§ **PROBLEM DETAILS**: Restate the complete material exactly.

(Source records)
◆ ◆ ◆ ◆

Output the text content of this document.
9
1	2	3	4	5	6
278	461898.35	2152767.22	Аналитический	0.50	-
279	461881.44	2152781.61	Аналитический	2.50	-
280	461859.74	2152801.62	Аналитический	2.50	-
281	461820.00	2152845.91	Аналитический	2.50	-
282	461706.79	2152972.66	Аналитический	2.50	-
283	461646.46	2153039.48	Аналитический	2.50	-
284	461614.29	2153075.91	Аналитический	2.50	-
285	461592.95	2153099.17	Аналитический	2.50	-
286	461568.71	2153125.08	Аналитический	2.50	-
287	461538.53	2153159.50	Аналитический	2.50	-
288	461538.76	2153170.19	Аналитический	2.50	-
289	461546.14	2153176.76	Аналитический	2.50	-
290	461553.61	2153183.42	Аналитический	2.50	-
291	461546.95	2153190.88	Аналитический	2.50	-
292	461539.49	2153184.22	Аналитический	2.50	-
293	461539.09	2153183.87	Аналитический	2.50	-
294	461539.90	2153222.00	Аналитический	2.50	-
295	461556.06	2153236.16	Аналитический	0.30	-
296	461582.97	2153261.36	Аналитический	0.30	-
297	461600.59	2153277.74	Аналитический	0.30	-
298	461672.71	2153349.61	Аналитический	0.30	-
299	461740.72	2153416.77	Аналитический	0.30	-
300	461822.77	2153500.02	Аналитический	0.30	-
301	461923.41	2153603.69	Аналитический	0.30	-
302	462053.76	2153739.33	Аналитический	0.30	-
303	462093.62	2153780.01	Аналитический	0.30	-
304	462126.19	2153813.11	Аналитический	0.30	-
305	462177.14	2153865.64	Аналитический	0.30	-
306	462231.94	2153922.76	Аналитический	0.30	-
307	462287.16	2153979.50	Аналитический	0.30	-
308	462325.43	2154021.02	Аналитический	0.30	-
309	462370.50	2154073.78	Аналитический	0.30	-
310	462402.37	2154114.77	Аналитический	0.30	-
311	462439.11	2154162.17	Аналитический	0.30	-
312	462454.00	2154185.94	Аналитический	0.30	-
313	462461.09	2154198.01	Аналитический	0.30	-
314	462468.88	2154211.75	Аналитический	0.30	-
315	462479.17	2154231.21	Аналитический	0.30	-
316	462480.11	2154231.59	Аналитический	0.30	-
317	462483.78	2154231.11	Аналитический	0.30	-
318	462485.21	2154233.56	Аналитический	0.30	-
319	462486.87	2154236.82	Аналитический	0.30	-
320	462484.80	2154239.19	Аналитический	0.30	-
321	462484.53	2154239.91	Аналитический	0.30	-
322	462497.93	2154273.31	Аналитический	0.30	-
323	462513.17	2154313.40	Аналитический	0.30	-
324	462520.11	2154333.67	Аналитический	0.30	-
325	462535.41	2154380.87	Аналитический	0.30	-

◆ ◆ ◆ ◆

§ **EXERCISE OUTPUT**:
Output the text content of this document.
9
1	2	3	4	5	6
278	461898.35	2152767.22	Аналитический	0.50	-
279	461881.44	2152781.61	Аналитический	2.50	-
280	461859.74	2152801.62	Аналитический	2.50	-
281	461820.00	2152845.91	Аналитический	2.50	-
282	461706.79	2152972.66	Аналитический	2.50	-
283	461646.46	2153039.48	Аналитический	2.50	-
284	461614.29	2153075.91	Аналитический	2.50	-
285	461592.95	2153099.17	Аналитический	2.50	-
286	461568.71	2153125.08	Аналитический	2.50	-
287	461538.53	2153159.50	Аналитический	2.50	-
288	461538.76	2153170.19	Аналитический	2.50	-
289	461546.14	2153176.76	Аналитический	2.50	-
290	461553.61	2153183.42	Аналитический	2.50	-
291	461546.95	2153190.88	Аналитический	2.50	-
292	461539.49	2153184.22	Аналитический	2.50	-
293	461539.09	2153183.87	Аналитический	2.50	-
294	461539.90	2153222.00	Аналитический	2.50	-
295	461556.06	2153236.16	Аналитический	0.30	-
296	461582.97	2153261.36	Аналитический	0.30	-
297	461600.59	2153277.74	Аналитический	0.30	-
298	461672.71	2153349.61	Аналитический	0.30	-
299	461740.72	2153416.77	Аналитический	0.30	-
300	461822.77	2153500.02	Аналитический	0.30	-
301	461923.41	2153603.69	Аналитический	0.30	-
302	462053.76	2153739.33	Аналитический	0.30	-
303	462093.62	2153780.01	Аналитический	0.30	-
304	462126.19	2153813.11	Аналитический	0.30	-
305	462177.14	2153865.64	Аналитический	0.30	-
306	462231.94	2153922.76	Аналитический	0.30	-
307	462287.16	2153979.50	Аналитический	0.30	-
308	462325.43	2154021.02	Аналитический	0.30	-
309	462370.50	2154073.78	Аналитический	0.30	-
310	462402.37	2154114.77	Аналитический	0.30	-
311	462439.11	2154162.17	Аналитический	0.30	-
312	462454.00	2154185.94	Аналитический	0.30	-
313	462461.09	2154198.01	Аналитический	0.30	-
314	462468.88	2154211.75	Аналитический	0.30	-
315	462479.17	2154231.21	Аналитический	0.30	-
316	462480.11	2154231.59	Аналитический	0.30	-
317	462483.78	2154231.11	Аналитический	0.30	-
318	462485.21	2154233.56	Аналитический	0.30	-
319	462486.87	2154236.82	Аналитический	0.30	-
320	462484.80	2154239.19	Аналитический	0.30	-
321	462484.53	2154239.91	Аналитический	0.30	-
322	462497.93	2154273.31	Аналитический	0.30	-
323	462513.17	2154313.40	Аналитический	0.30	-
324	462520.11	2154333.67	Аналитический	0.30	-
325	462535.41	2154380.87	Аналитический	0.30	-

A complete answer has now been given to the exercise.